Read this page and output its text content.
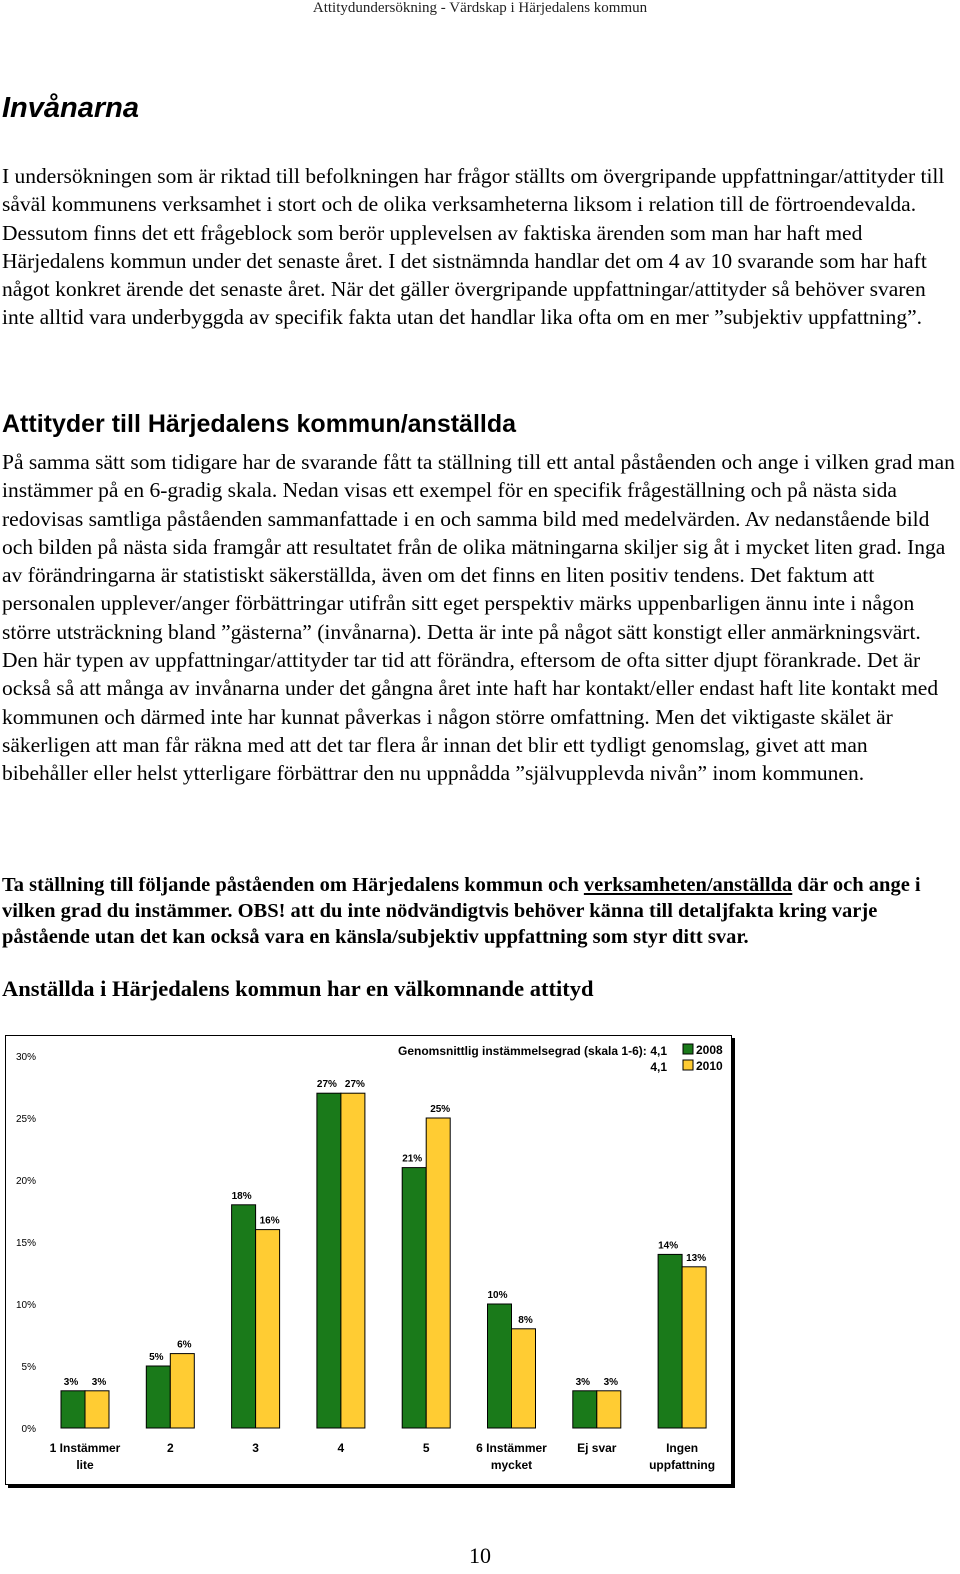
Attitydundersökning - Värdskap i Härjedalens kommun
Invånarna

I undersökningen som är riktad till befolkningen har frågor ställts om övergripande uppfattningar/attityder till såväl kommunens verksamhet i stort och de olika verksamheterna liksom i relation till de förtroendevalda. Dessutom finns det ett frågeblock som berör upplevelsen av faktiska ärenden som man har haft med Härjedalens kommun under det senaste året. I det sistnämnda handlar det om 4 av 10 svarande som har haft något konkret ärende det senaste året. När det gäller övergripande uppfattningar/attityder så behöver svaren inte alltid vara underbyggda av specifik fakta utan det handlar lika ofta om en mer ”subjektiv uppfattning”.

Attityder till Härjedalens kommun/anställda

På samma sätt som tidigare har de svarande fått ta ställning till ett antal påståenden och ange i vilken grad man instämmer på en 6-gradig skala. Nedan visas ett exempel för en specifik frågeställning och på nästa sida redovisas samtliga påståenden sammanfattade i en och samma bild med medelvärden. Av nedanstående bild och bilden på nästa sida framgår att resultatet från de olika mätningarna skiljer sig åt i mycket liten grad. Inga av förändringarna är statistiskt säkerställda, även om det finns en liten positiv tendens. Det faktum att personalen upplever/anger förbättringar utifrån sitt eget perspektiv märks uppenbarligen ännu inte i någon större utsträckning bland ”gästerna” (invånarna). Detta är inte på något sätt konstigt eller anmärkningsvärt. Den här typen av uppfattningar/attityder tar tid att förändra, eftersom de ofta sitter djupt förankrade. Det är också så att många av invånarna under det gångna året inte haft har kontakt/eller endast haft lite kontakt med kommunen och därmed inte har kunnat påverkas i någon större omfattning. Men det viktigaste skälet är säkerligen att man får räkna med att det tar flera år innan det blir ett tydligt genomslag, givet att man bibehåller eller helst ytterligare förbättrar den nu uppnådda ”självupplevda nivån” inom kommunen.

Ta ställning till följande påståenden om Härjedalens kommun och verksamheten/anställda där och ange i vilken grad du instämmer. OBS! att du inte nödvändigtvis behöver känna till detaljfakta kring varje påstående utan det kan också vara en känsla/subjektiv uppfattning som styr ditt svar.

Anställda i Härjedalens kommun har en välkomnande attityd
0%
5%
10%
15%
20%
25%
30%
3% 3%
5%
6%
18%
16%
27% 27%
21%
25%
10%
8%
3% 3%
14%
13%
1 Instämmer
lite
2	3	4	5	6 Instämmer
mycket
Ej svar	Ingen
uppfattning
Genomsnittlig instämmelsegrad (skala 1-6): 4,1
4,1
2008
2010
10
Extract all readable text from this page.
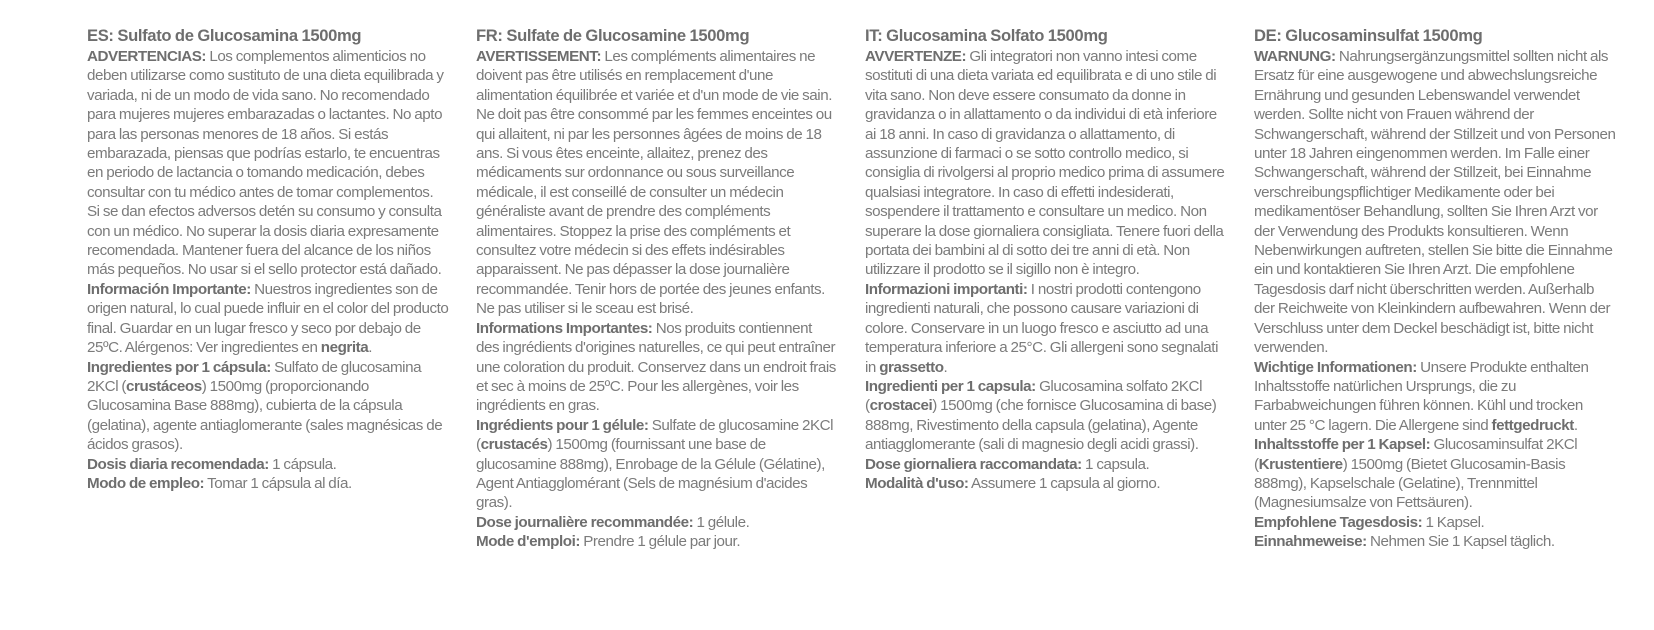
ES: Sulfato de Glucosamina 1500mg

ADVERTENCIAS: Los complementos alimenticios no deben utilizarse como sustituto de una dieta equilibrada y variada, ni de un modo de vida sano. No recomendado para mujeres mujeres embarazadas o lactantes. No apto para las personas menores de 18 años. Si estás embarazada, piensas que podrías estarlo, te encuentras en periodo de lactancia o tomando medicación, debes consultar con tu médico antes de tomar complementos. Si se dan efectos adversos detén su consumo y consulta con un médico. No superar la dosis diaria expresamente recomendada. Mantener fuera del alcance de los niños más pequeños. No usar si el sello protector está dañado.

Información Importante: Nuestros ingredientes son de origen natural, lo cual puede influir en el color del producto final. Guardar en un lugar fresco y seco por debajo de 25ºC. Alérgenos: Ver ingredientes en negrita.

Ingredientes por 1 cápsula: Sulfato de glucosamina 2KCl (crustáceos) 1500mg (proporcionando Glucosamina Base 888mg), cubierta de la cápsula (gelatina), agente antiaglomerante (sales magnésicas de ácidos grasos).

Dosis diaria recomendada: 1 cápsula.

Modo de empleo: Tomar 1 cápsula al día.

FR: Sulfate de Glucosamine 1500mg

AVERTISSEMENT: Les compléments alimentaires ne doivent pas être utilisés en remplacement d'une alimentation équilibrée et variée et d'un mode de vie sain. Ne doit pas être consommé par les femmes enceintes ou qui allaitent, ni par les personnes âgées de moins de 18 ans. Si vous êtes enceinte, allaitez, prenez des médicaments sur ordonnance ou sous surveillance médicale, il est conseillé de consulter un médecin généraliste avant de prendre des compléments alimentaires. Stoppez la prise des compléments et consultez votre médecin si des effets indésirables apparaissent. Ne pas dépasser la dose journalière recommandée. Tenir hors de portée des jeunes enfants. Ne pas utiliser si le sceau est brisé.

Informations Importantes: Nos produits contiennent des ingrédients d'origines naturelles, ce qui peut entraîner une coloration du produit. Conservez dans un endroit frais et sec à moins de 25ºC. Pour les allergènes, voir les ingrédients en gras.

Ingrédients pour 1 gélule: Sulfate de glucosamine 2KCl (crustacés) 1500mg (fournissant une base de glucosamine 888mg), Enrobage de la Gélule (Gélatine), Agent Antiagglomérant (Sels de magnésium d'acides gras).

Dose journalière recommandée: 1 gélule.

Mode d'emploi: Prendre 1 gélule par jour.

IT: Glucosamina Solfato 1500mg

AVVERTENZE: Gli integratori non vanno intesi come sostituti di una dieta variata ed equilibrata e di uno stile di vita sano. Non deve essere consumato da donne in gravidanza o in allattamento o da individui di età inferiore ai 18 anni. In caso di gravidanza o allattamento, di assunzione di farmaci o se sotto controllo medico, si consiglia di rivolgersi al proprio medico prima di assumere qualsiasi integratore. In caso di effetti indesiderati, sospendere il trattamento e consultare un medico. Non superare la dose giornaliera consigliata. Tenere fuori della portata dei bambini al di sotto dei tre anni di età. Non utilizzare il prodotto se il sigillo non è integro.

Informazioni importanti: I nostri prodotti contengono ingredienti naturali, che possono causare variazioni di colore. Conservare in un luogo fresco e asciutto ad una temperatura inferiore a 25°C. Gli allergeni sono segnalati in grassetto.

Ingredienti per 1 capsula: Glucosamina solfato 2KCl (crostacei) 1500mg (che fornisce Glucosamina di base) 888mg, Rivestimento della capsula (gelatina), Agente antiagglomerante (sali di magnesio degli acidi grassi).

Dose giornaliera raccomandata: 1 capsula.

Modalità d'uso: Assumere 1 capsula al giorno.

DE: Glucosaminsulfat 1500mg

WARNUNG: Nahrungsergänzungsmittel sollten nicht als Ersatz für eine ausgewogene und abwechslungsreiche Ernährung und gesunden Lebenswandel verwendet werden. Sollte nicht von Frauen während der Schwangerschaft, während der Stillzeit und von Personen unter 18 Jahren eingenommen werden. Im Falle einer Schwangerschaft, während der Stillzeit, bei Einnahme verschreibungspflichtiger Medikamente oder bei medikamentöser Behandlung, sollten Sie Ihren Arzt vor der Verwendung des Produkts konsultieren. Wenn Nebenwirkungen auftreten, stellen Sie bitte die Einnahme ein und kontaktieren Sie Ihren Arzt. Die empfohlene Tagesdosis darf nicht überschritten werden. Außerhalb der Reichweite von Kleinkindern aufbewahren. Wenn der Verschluss unter dem Deckel beschädigt ist, bitte nicht verwenden.

Wichtige Informationen: Unsere Produkte enthalten Inhaltsstoffe natürlichen Ursprungs, die zu Farbabweichungen führen können. Kühl und trocken unter 25 °C lagern. Die Allergene sind fettgedruckt.

Inhaltsstoffe per 1 Kapsel: Glucosaminsulfat 2KCl (Krustentiere) 1500mg (Bietet Glucosamin-Basis 888mg), Kapselschale (Gelatine), Trennmittel (Magnesiumsalze von Fettsäuren).

Empfohlene Tagesdosis: 1 Kapsel.

Einnahmeweise: Nehmen Sie 1 Kapsel täglich.
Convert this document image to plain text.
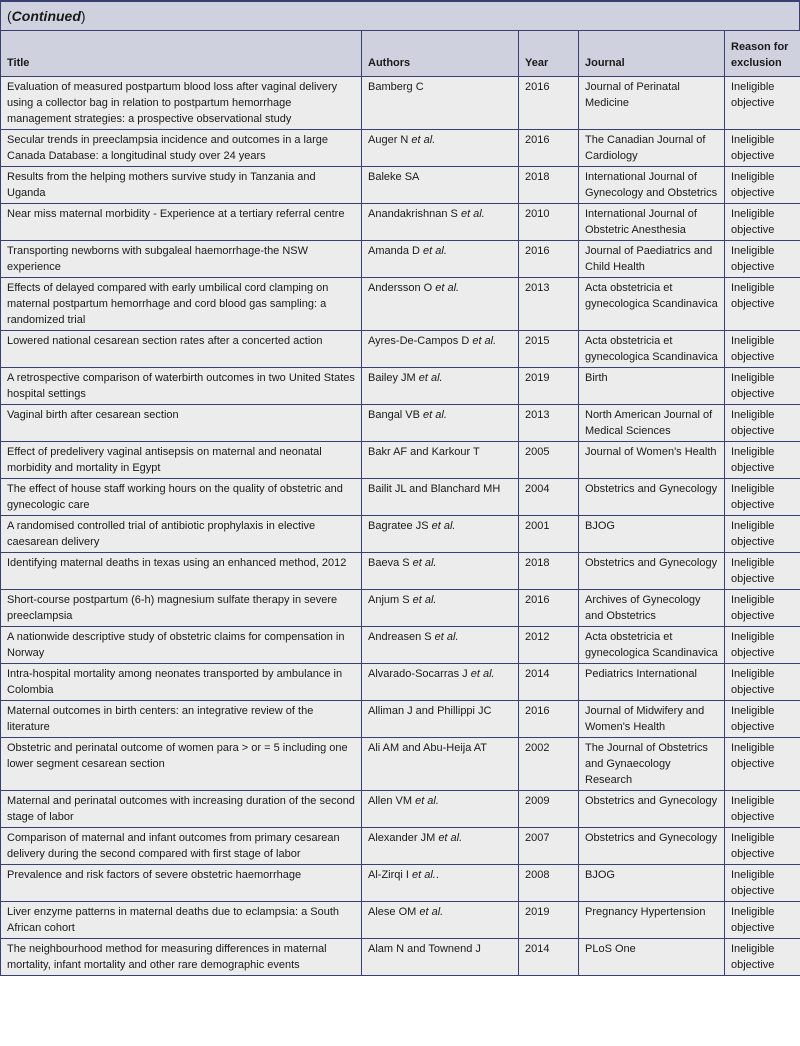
(Continued)
Title	Authors	Year	Journal	Reason for exclusion
Evaluation of measured postpartum blood loss after vaginal delivery using a collector bag in relation to postpartum hemorrhage management strategies: a prospective observational study	Bamberg C	2016	Journal of Perinatal Medicine	Ineligible objective
Secular trends in preeclampsia incidence and outcomes in a large Canada Database: a longitudinal study over 24 years	Auger N et al.	2016	The Canadian Journal of Cardiology	Ineligible objective
Results from the helping mothers survive study in Tanzania and Uganda	Baleke SA	2018	International Journal of Gynecology and Obstetrics	Ineligible objective
Near miss maternal morbidity - Experience at a tertiary referral centre	Anandakrishnan S et al.	2010	International Journal of Obstetric Anesthesia	Ineligible objective
Transporting newborns with subgaleal haemorrhage-the NSW experience	Amanda D et al.	2016	Journal of Paediatrics and Child Health	Ineligible objective
Effects of delayed compared with early umbilical cord clamping on maternal postpartum hemorrhage and cord blood gas sampling: a randomized trial	Andersson O et al.	2013	Acta obstetricia et gynecologica Scandinavica	Ineligible objective
Lowered national cesarean section rates after a concerted action	Ayres-De-Campos D et al.	2015	Acta obstetricia et gynecologica Scandinavica	Ineligible objective
A retrospective comparison of waterbirth outcomes in two United States hospital settings	Bailey JM et al.	2019	Birth	Ineligible objective
Vaginal birth after cesarean section	Bangal VB et al.	2013	North American Journal of Medical Sciences	Ineligible objective
Effect of predelivery vaginal antisepsis on maternal and neonatal morbidity and mortality in Egypt	Bakr AF and Karkour T	2005	Journal of Women's Health	Ineligible objective
The effect of house staff working hours on the quality of obstetric and gynecologic care	Bailit JL and Blanchard MH	2004	Obstetrics and Gynecology	Ineligible objective
A randomised controlled trial of antibiotic prophylaxis in elective caesarean delivery	Bagratee JS et al.	2001	BJOG	Ineligible objective
Identifying maternal deaths in texas using an enhanced method, 2012	Baeva S et al.	2018	Obstetrics and Gynecology	Ineligible objective
Short-course postpartum (6-h) magnesium sulfate therapy in severe preeclampsia	Anjum S et al.	2016	Archives of Gynecology and Obstetrics	Ineligible objective
A nationwide descriptive study of obstetric claims for compensation in Norway	Andreasen S et al.	2012	Acta obstetricia et gynecologica Scandinavica	Ineligible objective
Intra-hospital mortality among neonates transported by ambulance in Colombia	Alvarado-Socarras J et al.	2014	Pediatrics International	Ineligible objective
Maternal outcomes in birth centers: an integrative review of the literature	Alliman J and Phillippi JC	2016	Journal of Midwifery and Women's Health	Ineligible objective
Obstetric and perinatal outcome of women para > or = 5 including one lower segment cesarean section	Ali AM and Abu-Heija AT	2002	The Journal of Obstetrics and Gynaecology Research	Ineligible objective
Maternal and perinatal outcomes with increasing duration of the second stage of labor	Allen VM et al.	2009	Obstetrics and Gynecology	Ineligible objective
Comparison of maternal and infant outcomes from primary cesarean delivery during the second compared with first stage of labor	Alexander JM et al.	2007	Obstetrics and Gynecology	Ineligible objective
Prevalence and risk factors of severe obstetric haemorrhage	Al-Zirqi I et al..	2008	BJOG	Ineligible objective
Liver enzyme patterns in maternal deaths due to eclampsia: a South African cohort	Alese OM et al.	2019	Pregnancy Hypertension	Ineligible objective
The neighbourhood method for measuring differences in maternal mortality, infant mortality and other rare demographic events	Alam N and Townend J	2014	PLoS One	Ineligible objective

———

• ACTIVITY: Each line of the data that holds the word "gelatina" should be copied.

• TASK RESPONSE:
Ingredientes por 1 cápsula: Sulfato de glucosamina 2KCl (crustáceos) 1500mg (proporcionando Glucosamina Base 888mg), cubierta de la cápsula (gelatina), agente antiaglomerante (sales magnésicas de ácidos grasos).
Ingredienti per 1 capsula: Glucosamina solfato 2KCl (crostacei) 1500mg (che fornisce Glucosamina di base) 888mg, Rivestimento della capsula (gelatina), Agente antiagglomerante (sali di magnesio degli acidi grassi).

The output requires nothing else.